***** Extracted material

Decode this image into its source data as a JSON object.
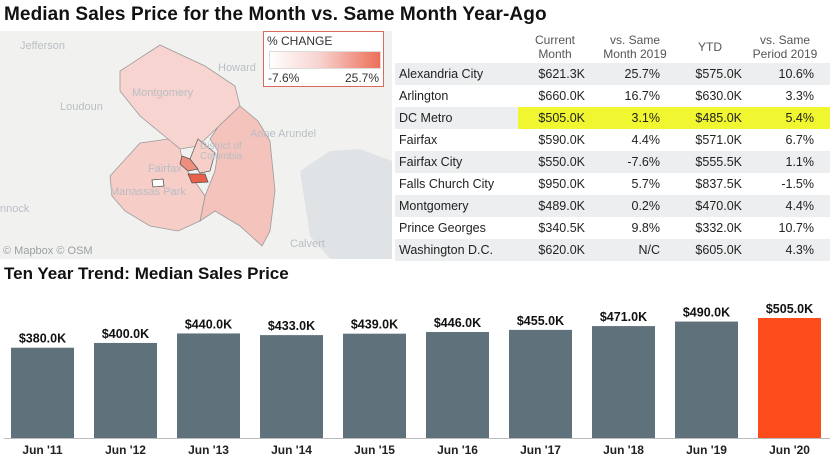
{
  "title": "Median Sales Price for the Month vs. Same Month Year-Ago",
  "map": {
    "places": [
      "Jefferson",
      "Howard",
      "Loudoun",
      "Montgomery",
      "Anne Arundel",
      "District of Columbia",
      "Fairfax",
      "Manassas Park",
      "nnock",
      "Calvert"
    ],
    "attribution": "© Mapbox © OSM",
    "legend": {
      "title": "% CHANGE",
      "min": "-7.6%",
      "max": "25.7%"
    },
    "colors": {
      "low": "#ffffff",
      "high": "#ec6f58",
      "water": "#dfe3e6",
      "land": "#f1f2f0"
    }
  },
  "table": {
    "columns": [
      "Current Month",
      "vs. Same Month 2019",
      "YTD",
      "vs. Same Period 2019"
    ],
    "rows": [
      {
        "name": "Alexandria City",
        "current": "$621.3K",
        "vs_month": "25.7%",
        "ytd": "$575.0K",
        "vs_period": "10.6%"
      },
      {
        "name": "Arlington",
        "current": "$660.0K",
        "vs_month": "16.7%",
        "ytd": "$630.0K",
        "vs_period": "3.3%"
      },
      {
        "name": "DC Metro",
        "current": "$505.0K",
        "vs_month": "3.1%",
        "ytd": "$485.0K",
        "vs_period": "5.4%",
        "highlight": true
      },
      {
        "name": "Fairfax",
        "current": "$590.0K",
        "vs_month": "4.4%",
        "ytd": "$571.0K",
        "vs_period": "6.7%"
      },
      {
        "name": "Fairfax City",
        "current": "$550.0K",
        "vs_month": "-7.6%",
        "ytd": "$555.5K",
        "vs_period": "1.1%"
      },
      {
        "name": "Falls Church City",
        "current": "$950.0K",
        "vs_month": "5.7%",
        "ytd": "$837.5K",
        "vs_period": "-1.5%"
      },
      {
        "name": "Montgomery",
        "current": "$489.0K",
        "vs_month": "0.2%",
        "ytd": "$470.0K",
        "vs_period": "4.4%"
      },
      {
        "name": "Prince Georges",
        "current": "$340.5K",
        "vs_month": "9.8%",
        "ytd": "$332.0K",
        "vs_period": "10.7%"
      },
      {
        "name": "Washington D.C.",
        "current": "$620.0K",
        "vs_month": "N/C",
        "ytd": "$605.0K",
        "vs_period": "4.3%"
      }
    ],
    "highlight_color": "#f0f731"
  },
  "trend_title": "Ten Year Trend: Median Sales Price",
  "chart_data": {
    "type": "bar",
    "title": "Ten Year Trend: Median Sales Price",
    "categories": [
      "Jun '11",
      "Jun '12",
      "Jun '13",
      "Jun '14",
      "Jun '15",
      "Jun '16",
      "Jun '17",
      "Jun '18",
      "Jun '19",
      "Jun '20"
    ],
    "values": [
      380.0,
      400.0,
      440.0,
      433.0,
      439.0,
      446.0,
      455.0,
      471.0,
      490.0,
      505.0
    ],
    "labels": [
      "$380.0K",
      "$400.0K",
      "$440.0K",
      "$433.0K",
      "$439.0K",
      "$446.0K",
      "$455.0K",
      "$471.0K",
      "$490.0K",
      "$505.0K"
    ],
    "ylim": [
      0,
      505
    ],
    "grid": false,
    "colors": {
      "bar": "#5f717a",
      "highlight": "#fc4c1c"
    },
    "highlight_index": 9
  }
}
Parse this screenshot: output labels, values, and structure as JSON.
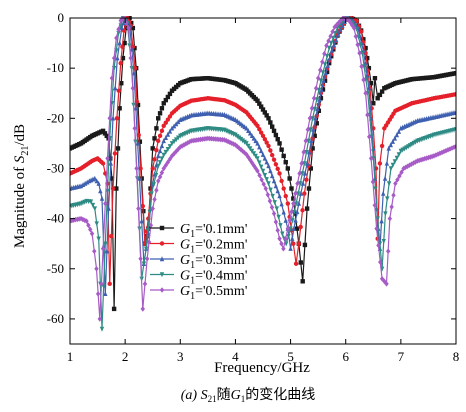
{
  "chart_data": {
    "type": "line",
    "xlabel": "Frequency/GHz",
    "ylabel_text": "Magnitude of ",
    "ylabel_symbol": "S",
    "ylabel_sub": "21",
    "ylabel_unit": "/dB",
    "xlim": [
      1,
      8
    ],
    "ylim": [
      -65,
      0
    ],
    "xticks": [
      1,
      2,
      3,
      4,
      5,
      6,
      7,
      8
    ],
    "yticks": [
      0,
      -10,
      -20,
      -30,
      -40,
      -50,
      -60
    ],
    "grid": false,
    "legend_position": "center-left",
    "legend_symbol": "G",
    "legend_sub": "1",
    "caption": {
      "prefix": "(a) ",
      "s": "S",
      "s_sub": "21",
      "mid": "随",
      "g": "G",
      "g_sub": "1",
      "suffix": "的变化曲线"
    },
    "series": [
      {
        "name": "='0.1mm'",
        "color": "#1a1a1a",
        "marker": "square",
        "points": [
          [
            1,
            -26
          ],
          [
            1.2,
            -25
          ],
          [
            1.4,
            -23.5
          ],
          [
            1.6,
            -22.5
          ],
          [
            1.7,
            -24
          ],
          [
            1.76,
            -32
          ],
          [
            1.8,
            -58
          ],
          [
            1.84,
            -34
          ],
          [
            1.9,
            -18
          ],
          [
            1.96,
            -8
          ],
          [
            2.02,
            -2
          ],
          [
            2.08,
            0
          ],
          [
            2.14,
            -2
          ],
          [
            2.2,
            -10
          ],
          [
            2.3,
            -32
          ],
          [
            2.36,
            -45
          ],
          [
            2.42,
            -42
          ],
          [
            2.5,
            -26
          ],
          [
            2.6,
            -20
          ],
          [
            2.7,
            -17
          ],
          [
            2.85,
            -14.5
          ],
          [
            3,
            -13
          ],
          [
            3.2,
            -12.2
          ],
          [
            3.5,
            -12
          ],
          [
            3.8,
            -12.4
          ],
          [
            4,
            -13
          ],
          [
            4.2,
            -14.3
          ],
          [
            4.4,
            -16.5
          ],
          [
            4.6,
            -20
          ],
          [
            4.8,
            -25
          ],
          [
            4.95,
            -30
          ],
          [
            5.05,
            -36
          ],
          [
            5.15,
            -45
          ],
          [
            5.22,
            -52.5
          ],
          [
            5.3,
            -38
          ],
          [
            5.4,
            -26
          ],
          [
            5.55,
            -16
          ],
          [
            5.7,
            -9
          ],
          [
            5.85,
            -3.5
          ],
          [
            6,
            -0.3
          ],
          [
            6.1,
            0
          ],
          [
            6.2,
            -0.6
          ],
          [
            6.28,
            -2.5
          ],
          [
            6.36,
            -6
          ],
          [
            6.42,
            -10
          ],
          [
            6.46,
            -13
          ],
          [
            6.5,
            -17
          ],
          [
            6.53,
            -12
          ],
          [
            6.58,
            -16
          ],
          [
            6.7,
            -14
          ],
          [
            6.9,
            -13
          ],
          [
            7.2,
            -12.2
          ],
          [
            7.6,
            -11.8
          ],
          [
            8,
            -11
          ]
        ]
      },
      {
        "name": "='0.2mm'",
        "color": "#e5202a",
        "marker": "circle",
        "points": [
          [
            1,
            -31
          ],
          [
            1.2,
            -30
          ],
          [
            1.4,
            -28.5
          ],
          [
            1.5,
            -28
          ],
          [
            1.6,
            -29
          ],
          [
            1.68,
            -33
          ],
          [
            1.72,
            -53
          ],
          [
            1.78,
            -34
          ],
          [
            1.85,
            -20
          ],
          [
            1.92,
            -9
          ],
          [
            1.98,
            -2.5
          ],
          [
            2.04,
            0
          ],
          [
            2.1,
            -1.5
          ],
          [
            2.18,
            -10
          ],
          [
            2.28,
            -30
          ],
          [
            2.36,
            -45
          ],
          [
            2.42,
            -40
          ],
          [
            2.5,
            -30
          ],
          [
            2.6,
            -24.5
          ],
          [
            2.7,
            -21.5
          ],
          [
            2.85,
            -19
          ],
          [
            3,
            -17.5
          ],
          [
            3.2,
            -16.5
          ],
          [
            3.5,
            -16
          ],
          [
            3.8,
            -16.4
          ],
          [
            4,
            -17.3
          ],
          [
            4.2,
            -18.8
          ],
          [
            4.4,
            -21.5
          ],
          [
            4.6,
            -25.5
          ],
          [
            4.8,
            -31
          ],
          [
            4.95,
            -37
          ],
          [
            5.05,
            -45
          ],
          [
            5.1,
            -49
          ],
          [
            5.15,
            -45
          ],
          [
            5.25,
            -35
          ],
          [
            5.4,
            -24
          ],
          [
            5.55,
            -15
          ],
          [
            5.7,
            -8.5
          ],
          [
            5.85,
            -3.3
          ],
          [
            6,
            -0.3
          ],
          [
            6.1,
            0
          ],
          [
            6.2,
            -0.6
          ],
          [
            6.28,
            -2.7
          ],
          [
            6.36,
            -7
          ],
          [
            6.44,
            -14
          ],
          [
            6.5,
            -22
          ],
          [
            6.55,
            -30
          ],
          [
            6.58,
            -44
          ],
          [
            6.62,
            -29
          ],
          [
            6.7,
            -22
          ],
          [
            6.9,
            -18.5
          ],
          [
            7.2,
            -17
          ],
          [
            7.6,
            -16
          ],
          [
            8,
            -15.2
          ]
        ]
      },
      {
        "name": "='0.3mm'",
        "color": "#3f60b0",
        "marker": "triangle-up",
        "points": [
          [
            1,
            -34
          ],
          [
            1.2,
            -33.5
          ],
          [
            1.35,
            -32.5
          ],
          [
            1.45,
            -32
          ],
          [
            1.52,
            -33
          ],
          [
            1.58,
            -36
          ],
          [
            1.64,
            -55
          ],
          [
            1.7,
            -38
          ],
          [
            1.78,
            -20
          ],
          [
            1.86,
            -8
          ],
          [
            1.94,
            -2
          ],
          [
            2,
            0
          ],
          [
            2.08,
            -1.5
          ],
          [
            2.16,
            -11
          ],
          [
            2.26,
            -32
          ],
          [
            2.34,
            -49
          ],
          [
            2.42,
            -43
          ],
          [
            2.5,
            -33
          ],
          [
            2.6,
            -27.5
          ],
          [
            2.7,
            -24.5
          ],
          [
            2.85,
            -22
          ],
          [
            3,
            -20.3
          ],
          [
            3.2,
            -19.4
          ],
          [
            3.5,
            -19
          ],
          [
            3.8,
            -19.3
          ],
          [
            4,
            -20.3
          ],
          [
            4.2,
            -22
          ],
          [
            4.4,
            -25
          ],
          [
            4.6,
            -29.5
          ],
          [
            4.8,
            -35.5
          ],
          [
            4.95,
            -42
          ],
          [
            5,
            -46
          ],
          [
            5.06,
            -42
          ],
          [
            5.15,
            -37
          ],
          [
            5.3,
            -29
          ],
          [
            5.45,
            -20
          ],
          [
            5.6,
            -12.5
          ],
          [
            5.75,
            -6.5
          ],
          [
            5.9,
            -2.3
          ],
          [
            6.02,
            0
          ],
          [
            6.12,
            -0.4
          ],
          [
            6.22,
            -2
          ],
          [
            6.32,
            -6.5
          ],
          [
            6.42,
            -14
          ],
          [
            6.5,
            -26
          ],
          [
            6.56,
            -38
          ],
          [
            6.62,
            -46
          ],
          [
            6.68,
            -35
          ],
          [
            6.78,
            -26
          ],
          [
            7,
            -22
          ],
          [
            7.3,
            -20.5
          ],
          [
            7.6,
            -19.8
          ],
          [
            8,
            -18.8
          ]
        ]
      },
      {
        "name": "='0.4mm'",
        "color": "#2e8b84",
        "marker": "triangle-down",
        "points": [
          [
            1,
            -37.5
          ],
          [
            1.2,
            -37
          ],
          [
            1.3,
            -36.5
          ],
          [
            1.38,
            -36.6
          ],
          [
            1.45,
            -38
          ],
          [
            1.52,
            -44
          ],
          [
            1.58,
            -62
          ],
          [
            1.64,
            -45
          ],
          [
            1.72,
            -24
          ],
          [
            1.8,
            -10
          ],
          [
            1.88,
            -3
          ],
          [
            1.96,
            0
          ],
          [
            2.04,
            -1
          ],
          [
            2.12,
            -10
          ],
          [
            2.22,
            -32
          ],
          [
            2.3,
            -52
          ],
          [
            2.38,
            -46
          ],
          [
            2.48,
            -35
          ],
          [
            2.6,
            -29.5
          ],
          [
            2.7,
            -27.3
          ],
          [
            2.85,
            -25
          ],
          [
            3,
            -23.5
          ],
          [
            3.2,
            -22.5
          ],
          [
            3.5,
            -22
          ],
          [
            3.8,
            -22.3
          ],
          [
            4,
            -23.3
          ],
          [
            4.2,
            -25
          ],
          [
            4.4,
            -28
          ],
          [
            4.6,
            -33
          ],
          [
            4.75,
            -38
          ],
          [
            4.85,
            -43
          ],
          [
            4.92,
            -45
          ],
          [
            5,
            -42
          ],
          [
            5.1,
            -37
          ],
          [
            5.25,
            -29
          ],
          [
            5.4,
            -20
          ],
          [
            5.55,
            -12.5
          ],
          [
            5.7,
            -6
          ],
          [
            5.85,
            -2
          ],
          [
            5.98,
            0
          ],
          [
            6.08,
            -0.3
          ],
          [
            6.2,
            -2.2
          ],
          [
            6.3,
            -7
          ],
          [
            6.4,
            -15
          ],
          [
            6.5,
            -28
          ],
          [
            6.58,
            -40
          ],
          [
            6.66,
            -50
          ],
          [
            6.72,
            -39
          ],
          [
            6.82,
            -30
          ],
          [
            7,
            -26.5
          ],
          [
            7.3,
            -24.5
          ],
          [
            7.6,
            -23.3
          ],
          [
            8,
            -22.2
          ]
        ]
      },
      {
        "name": "='0.5mm'",
        "color": "#a75bc6",
        "marker": "diamond",
        "points": [
          [
            1,
            -40.5
          ],
          [
            1.1,
            -40.2
          ],
          [
            1.2,
            -40
          ],
          [
            1.3,
            -40.5
          ],
          [
            1.4,
            -43
          ],
          [
            1.48,
            -50
          ],
          [
            1.54,
            -60
          ],
          [
            1.6,
            -46
          ],
          [
            1.68,
            -28
          ],
          [
            1.76,
            -12
          ],
          [
            1.84,
            -4
          ],
          [
            1.92,
            -0.5
          ],
          [
            1.98,
            0
          ],
          [
            2.06,
            -2
          ],
          [
            2.14,
            -14
          ],
          [
            2.24,
            -38
          ],
          [
            2.32,
            -58
          ],
          [
            2.4,
            -48
          ],
          [
            2.5,
            -38
          ],
          [
            2.6,
            -32.5
          ],
          [
            2.7,
            -30
          ],
          [
            2.85,
            -27.5
          ],
          [
            3,
            -25.7
          ],
          [
            3.2,
            -24.5
          ],
          [
            3.5,
            -24
          ],
          [
            3.8,
            -24.3
          ],
          [
            4,
            -25.3
          ],
          [
            4.2,
            -27.2
          ],
          [
            4.4,
            -30.5
          ],
          [
            4.55,
            -34
          ],
          [
            4.7,
            -39
          ],
          [
            4.8,
            -44
          ],
          [
            4.87,
            -46
          ],
          [
            4.95,
            -42
          ],
          [
            5.05,
            -37
          ],
          [
            5.2,
            -29
          ],
          [
            5.35,
            -20
          ],
          [
            5.5,
            -12
          ],
          [
            5.65,
            -5.5
          ],
          [
            5.8,
            -1.8
          ],
          [
            5.95,
            0
          ],
          [
            6.05,
            -0.3
          ],
          [
            6.15,
            -2
          ],
          [
            6.25,
            -7
          ],
          [
            6.36,
            -15
          ],
          [
            6.46,
            -28
          ],
          [
            6.56,
            -42
          ],
          [
            6.66,
            -52
          ],
          [
            6.74,
            -53
          ],
          [
            6.8,
            -40
          ],
          [
            6.9,
            -33
          ],
          [
            7.05,
            -30
          ],
          [
            7.3,
            -28.5
          ],
          [
            7.6,
            -27.5
          ],
          [
            8,
            -25.6
          ]
        ]
      }
    ]
  }
}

**********

Work instructions ->
Collect every line from the records above that contains the word "Trend".

Output below ->
  "trend_title": "Ten Year Trend: Median Sales Price",
    "title": "Ten Year Trend: Median Sales Price",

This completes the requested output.